List each line of the data that holds the word "horizontal".

INFORMATION GIVEN:
--------------------------------------------------
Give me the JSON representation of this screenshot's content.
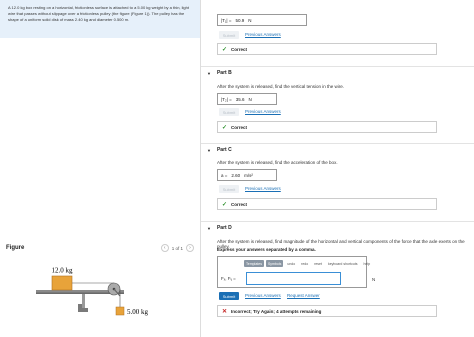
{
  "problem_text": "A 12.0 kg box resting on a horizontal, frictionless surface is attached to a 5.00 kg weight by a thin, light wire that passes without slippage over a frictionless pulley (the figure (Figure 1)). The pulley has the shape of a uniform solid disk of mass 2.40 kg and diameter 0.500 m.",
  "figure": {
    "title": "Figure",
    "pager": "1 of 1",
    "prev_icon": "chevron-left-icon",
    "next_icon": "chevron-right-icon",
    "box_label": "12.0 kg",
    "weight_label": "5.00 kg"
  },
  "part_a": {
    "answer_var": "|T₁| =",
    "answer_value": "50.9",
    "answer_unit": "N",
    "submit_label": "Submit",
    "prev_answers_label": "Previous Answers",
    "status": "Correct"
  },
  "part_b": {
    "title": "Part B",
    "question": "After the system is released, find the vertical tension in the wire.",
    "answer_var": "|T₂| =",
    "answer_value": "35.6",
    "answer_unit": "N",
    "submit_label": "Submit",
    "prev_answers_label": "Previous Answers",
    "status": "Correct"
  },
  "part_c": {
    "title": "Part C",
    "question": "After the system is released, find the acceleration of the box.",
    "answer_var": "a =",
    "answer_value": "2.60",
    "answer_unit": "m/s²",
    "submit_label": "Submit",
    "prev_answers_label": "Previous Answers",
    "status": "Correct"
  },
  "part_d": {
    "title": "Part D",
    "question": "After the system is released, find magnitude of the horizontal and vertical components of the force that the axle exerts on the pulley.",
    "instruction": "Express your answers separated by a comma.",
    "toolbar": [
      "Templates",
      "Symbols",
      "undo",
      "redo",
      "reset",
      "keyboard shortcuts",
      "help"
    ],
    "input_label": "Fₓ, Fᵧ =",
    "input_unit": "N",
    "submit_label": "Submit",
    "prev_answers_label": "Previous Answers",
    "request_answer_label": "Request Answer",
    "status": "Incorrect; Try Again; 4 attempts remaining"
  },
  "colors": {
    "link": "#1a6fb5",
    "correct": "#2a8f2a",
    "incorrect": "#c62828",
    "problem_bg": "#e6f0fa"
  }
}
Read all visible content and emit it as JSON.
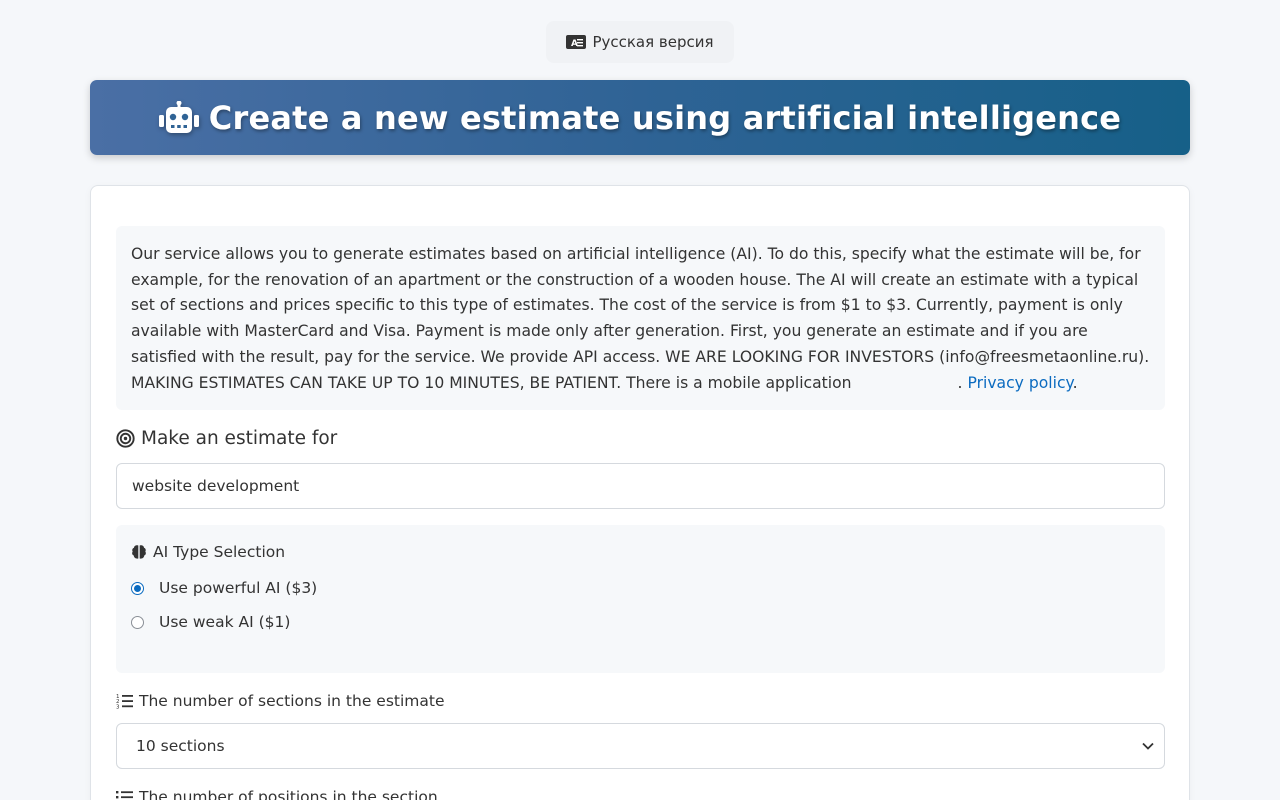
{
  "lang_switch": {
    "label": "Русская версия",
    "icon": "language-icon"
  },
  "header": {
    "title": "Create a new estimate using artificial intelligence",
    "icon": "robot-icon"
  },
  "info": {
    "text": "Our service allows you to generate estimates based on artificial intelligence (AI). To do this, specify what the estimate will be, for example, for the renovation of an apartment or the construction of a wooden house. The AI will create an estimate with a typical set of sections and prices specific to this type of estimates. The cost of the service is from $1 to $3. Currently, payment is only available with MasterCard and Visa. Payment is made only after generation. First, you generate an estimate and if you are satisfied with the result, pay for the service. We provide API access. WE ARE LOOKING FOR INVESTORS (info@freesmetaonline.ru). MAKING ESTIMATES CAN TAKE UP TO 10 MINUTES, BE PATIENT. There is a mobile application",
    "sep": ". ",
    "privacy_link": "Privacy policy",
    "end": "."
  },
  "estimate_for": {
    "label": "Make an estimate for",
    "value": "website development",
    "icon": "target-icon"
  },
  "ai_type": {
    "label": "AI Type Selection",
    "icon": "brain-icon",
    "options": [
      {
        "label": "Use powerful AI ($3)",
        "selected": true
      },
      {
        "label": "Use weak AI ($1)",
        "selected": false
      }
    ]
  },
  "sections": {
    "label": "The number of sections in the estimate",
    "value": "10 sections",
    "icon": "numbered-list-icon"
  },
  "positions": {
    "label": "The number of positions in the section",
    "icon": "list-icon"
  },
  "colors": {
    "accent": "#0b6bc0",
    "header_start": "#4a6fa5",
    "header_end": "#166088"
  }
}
--------------------------------------------------
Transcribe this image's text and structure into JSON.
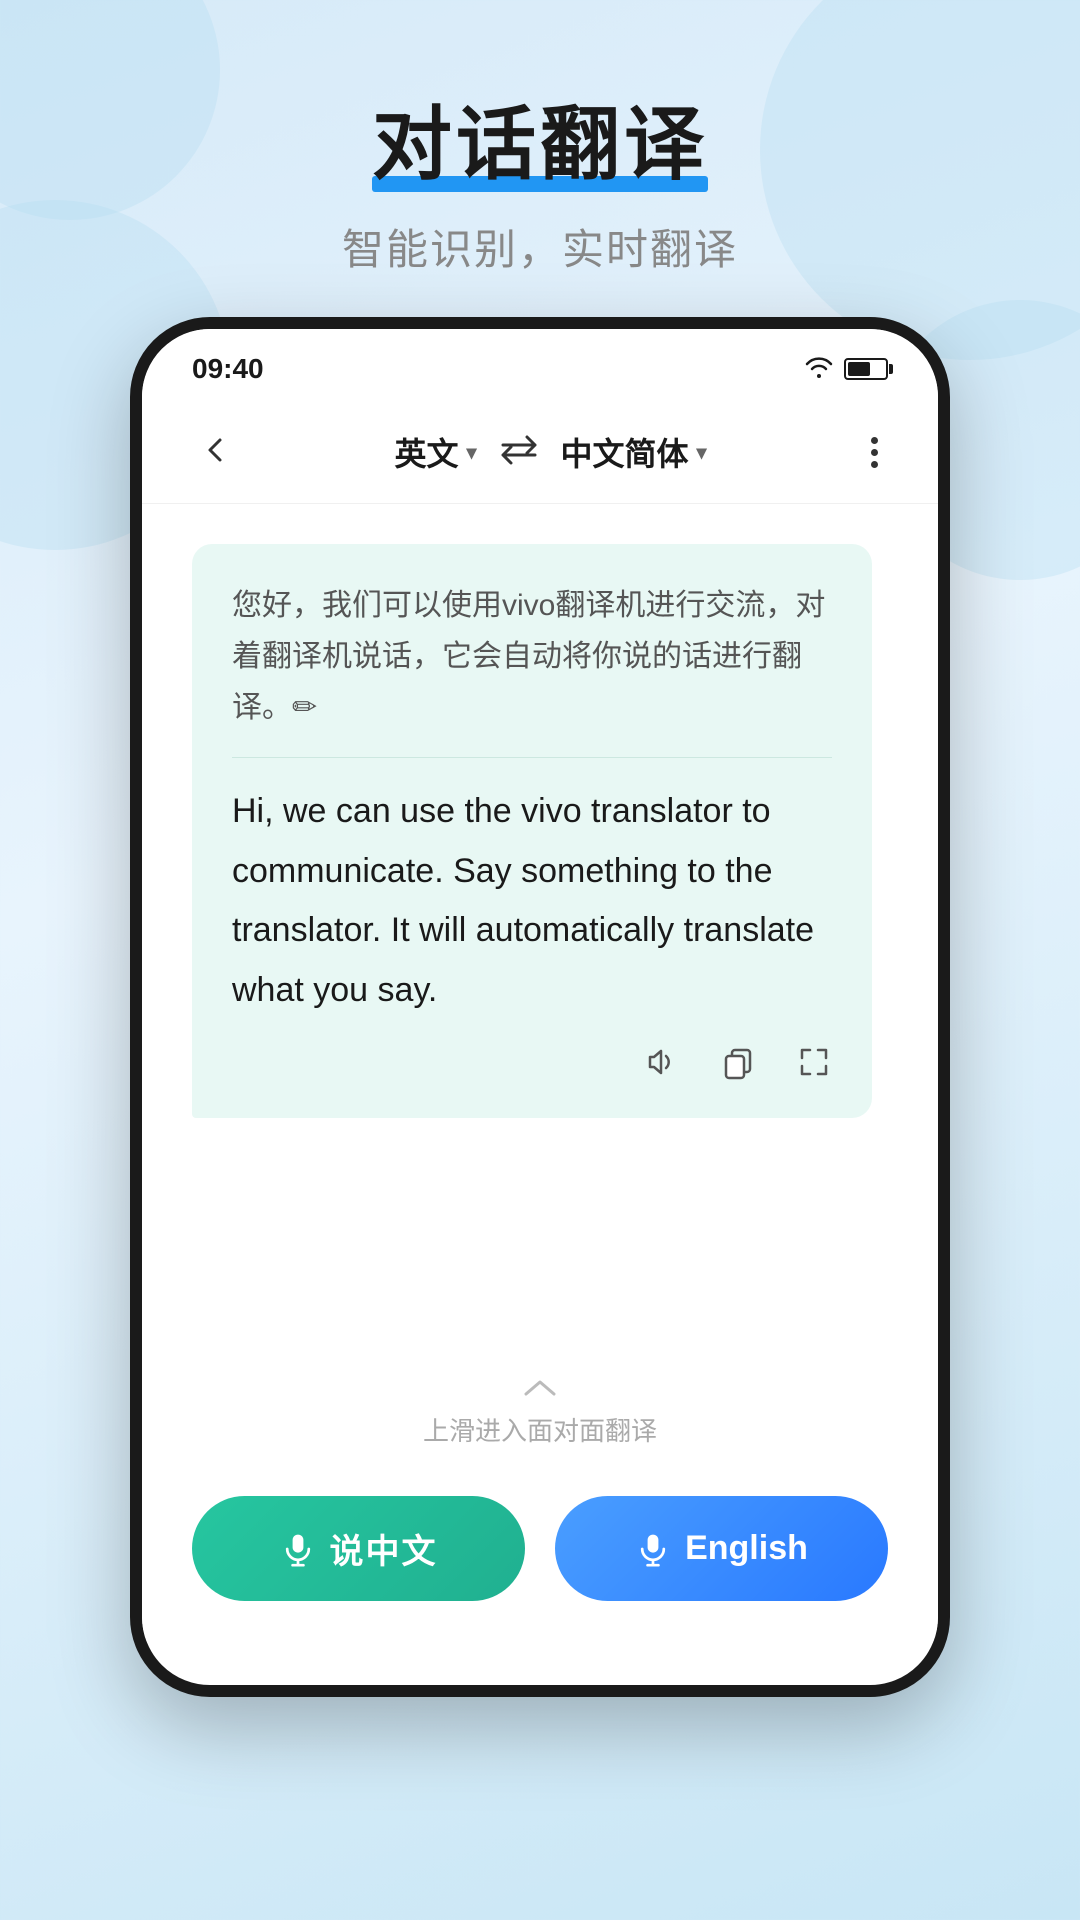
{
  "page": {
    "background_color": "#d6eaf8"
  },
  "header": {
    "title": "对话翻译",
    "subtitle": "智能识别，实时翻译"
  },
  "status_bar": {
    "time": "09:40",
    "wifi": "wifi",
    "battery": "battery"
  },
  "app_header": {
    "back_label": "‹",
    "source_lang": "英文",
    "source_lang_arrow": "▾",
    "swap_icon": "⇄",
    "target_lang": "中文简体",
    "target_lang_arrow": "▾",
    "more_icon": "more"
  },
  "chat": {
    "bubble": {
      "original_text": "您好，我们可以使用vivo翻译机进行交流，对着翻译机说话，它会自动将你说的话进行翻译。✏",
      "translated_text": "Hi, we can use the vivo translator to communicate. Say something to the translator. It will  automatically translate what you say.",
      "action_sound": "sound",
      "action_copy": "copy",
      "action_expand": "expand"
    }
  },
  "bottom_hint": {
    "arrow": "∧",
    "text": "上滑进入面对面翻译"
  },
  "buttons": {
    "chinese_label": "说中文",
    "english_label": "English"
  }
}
--------------------------------------------------
OUTPUT OF THE EXERCISE:
  "problem_text": "A 12.0 kg box resting on a horizontal, frictionless surface is attached to a 5.00 kg weight by a thin, light wire that passes without slippage over a frictionless pulley (the figure (Figure 1)). The pulley has the shape of a uniform solid disk of mass 2.40 kg and diameter 0.500 m.",
    "question": "After the system is released, find magnitude of the horizontal and vertical components of the force that the axle exerts on the pulley.",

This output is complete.